▸ **Task brief**
Produce a word-for-word copy of the listing below without its pictures.

▸ **Supplied records**
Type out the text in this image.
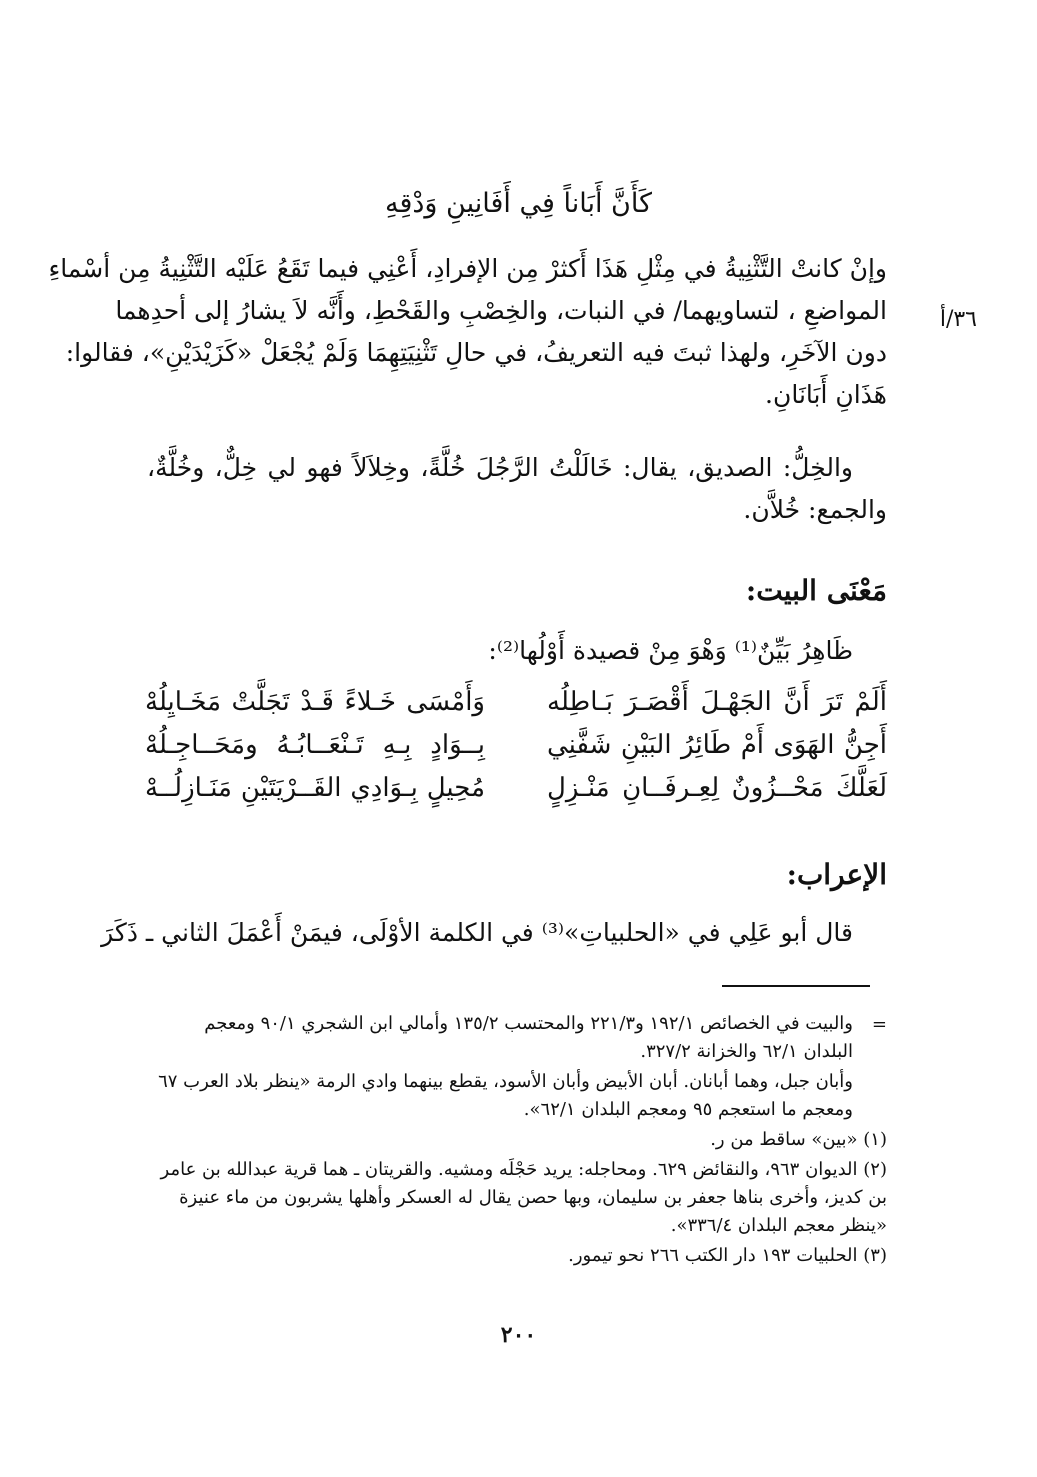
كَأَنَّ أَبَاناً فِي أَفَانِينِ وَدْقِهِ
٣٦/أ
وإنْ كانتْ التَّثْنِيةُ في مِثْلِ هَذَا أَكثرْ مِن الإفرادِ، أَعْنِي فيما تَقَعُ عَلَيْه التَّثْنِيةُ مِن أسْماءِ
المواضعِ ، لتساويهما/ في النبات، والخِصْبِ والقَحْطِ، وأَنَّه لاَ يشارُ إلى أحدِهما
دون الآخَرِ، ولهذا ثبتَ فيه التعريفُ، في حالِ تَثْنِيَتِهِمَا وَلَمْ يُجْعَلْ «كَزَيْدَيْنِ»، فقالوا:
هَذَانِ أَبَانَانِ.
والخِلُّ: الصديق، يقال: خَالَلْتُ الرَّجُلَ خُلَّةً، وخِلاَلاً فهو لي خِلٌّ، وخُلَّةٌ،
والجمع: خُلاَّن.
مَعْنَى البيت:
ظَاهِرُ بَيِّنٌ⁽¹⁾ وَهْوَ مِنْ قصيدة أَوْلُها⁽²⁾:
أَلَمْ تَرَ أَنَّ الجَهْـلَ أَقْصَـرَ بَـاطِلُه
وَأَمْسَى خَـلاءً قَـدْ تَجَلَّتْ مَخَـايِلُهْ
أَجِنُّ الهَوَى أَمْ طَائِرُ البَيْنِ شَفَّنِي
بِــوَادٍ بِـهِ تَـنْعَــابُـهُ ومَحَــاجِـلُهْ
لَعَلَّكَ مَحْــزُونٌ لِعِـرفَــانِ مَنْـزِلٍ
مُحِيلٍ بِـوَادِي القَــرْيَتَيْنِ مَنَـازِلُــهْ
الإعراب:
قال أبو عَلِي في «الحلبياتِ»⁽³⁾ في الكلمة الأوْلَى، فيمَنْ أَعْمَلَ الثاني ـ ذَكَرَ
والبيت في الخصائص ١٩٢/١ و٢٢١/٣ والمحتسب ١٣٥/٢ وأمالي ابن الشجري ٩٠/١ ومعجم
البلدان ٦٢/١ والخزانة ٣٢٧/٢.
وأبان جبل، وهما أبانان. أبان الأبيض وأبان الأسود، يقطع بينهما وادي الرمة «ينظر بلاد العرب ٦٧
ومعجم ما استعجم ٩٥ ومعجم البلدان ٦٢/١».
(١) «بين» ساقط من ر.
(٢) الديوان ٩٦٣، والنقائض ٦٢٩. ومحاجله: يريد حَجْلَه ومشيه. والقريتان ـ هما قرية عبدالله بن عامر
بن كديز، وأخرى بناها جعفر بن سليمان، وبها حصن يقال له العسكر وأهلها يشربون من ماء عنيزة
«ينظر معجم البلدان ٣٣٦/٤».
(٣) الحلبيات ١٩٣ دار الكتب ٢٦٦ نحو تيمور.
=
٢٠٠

▸ **Finished exercise**
Type out the text in this image.
كَأَنَّ أَبَاناً فِي أَفَانِينِ وَدْقِهِ
٣٦/أ
وإنْ كانتْ التَّثْنِيةُ في مِثْلِ هَذَا أَكثرْ مِن الإفرادِ، أَعْنِي فيما تَقَعُ عَلَيْه التَّثْنِيةُ مِن أسْماءِ
المواضعِ ، لتساويهما/ في النبات، والخِصْبِ والقَحْطِ، وأَنَّه لاَ يشارُ إلى أحدِهما
دون الآخَرِ، ولهذا ثبتَ فيه التعريفُ، في حالِ تَثْنِيَتِهِمَا وَلَمْ يُجْعَلْ «كَزَيْدَيْنِ»، فقالوا:
هَذَانِ أَبَانَانِ.
والخِلُّ: الصديق، يقال: خَالَلْتُ الرَّجُلَ خُلَّةً، وخِلاَلاً فهو لي خِلٌّ، وخُلَّةٌ،
والجمع: خُلاَّن.
مَعْنَى البيت:
ظَاهِرُ بَيِّنٌ⁽¹⁾ وَهْوَ مِنْ قصيدة أَوْلُها⁽²⁾:
أَلَمْ تَرَ أَنَّ الجَهْـلَ أَقْصَـرَ بَـاطِلُه
وَأَمْسَى خَـلاءً قَـدْ تَجَلَّتْ مَخَـايِلُهْ
أَجِنُّ الهَوَى أَمْ طَائِرُ البَيْنِ شَفَّنِي
بِــوَادٍ بِـهِ تَـنْعَــابُـهُ ومَحَــاجِـلُهْ
لَعَلَّكَ مَحْــزُونٌ لِعِـرفَــانِ مَنْـزِلٍ
مُحِيلٍ بِـوَادِي القَــرْيَتَيْنِ مَنَـازِلُــهْ
الإعراب:
قال أبو عَلِي في «الحلبياتِ»⁽³⁾ في الكلمة الأوْلَى، فيمَنْ أَعْمَلَ الثاني ـ ذَكَرَ
والبيت في الخصائص ١٩٢/١ و٢٢١/٣ والمحتسب ١٣٥/٢ وأمالي ابن الشجري ٩٠/١ ومعجم
البلدان ٦٢/١ والخزانة ٣٢٧/٢.
وأبان جبل، وهما أبانان. أبان الأبيض وأبان الأسود، يقطع بينهما وادي الرمة «ينظر بلاد العرب ٦٧
ومعجم ما استعجم ٩٥ ومعجم البلدان ٦٢/١».
(١) «بين» ساقط من ر.
(٢) الديوان ٩٦٣، والنقائض ٦٢٩. ومحاجله: يريد حَجْلَه ومشيه. والقريتان ـ هما قرية عبدالله بن عامر
بن كديز، وأخرى بناها جعفر بن سليمان، وبها حصن يقال له العسكر وأهلها يشربون من ماء عنيزة
«ينظر معجم البلدان ٣٣٦/٤».
(٣) الحلبيات ١٩٣ دار الكتب ٢٦٦ نحو تيمور.
=
٢٠٠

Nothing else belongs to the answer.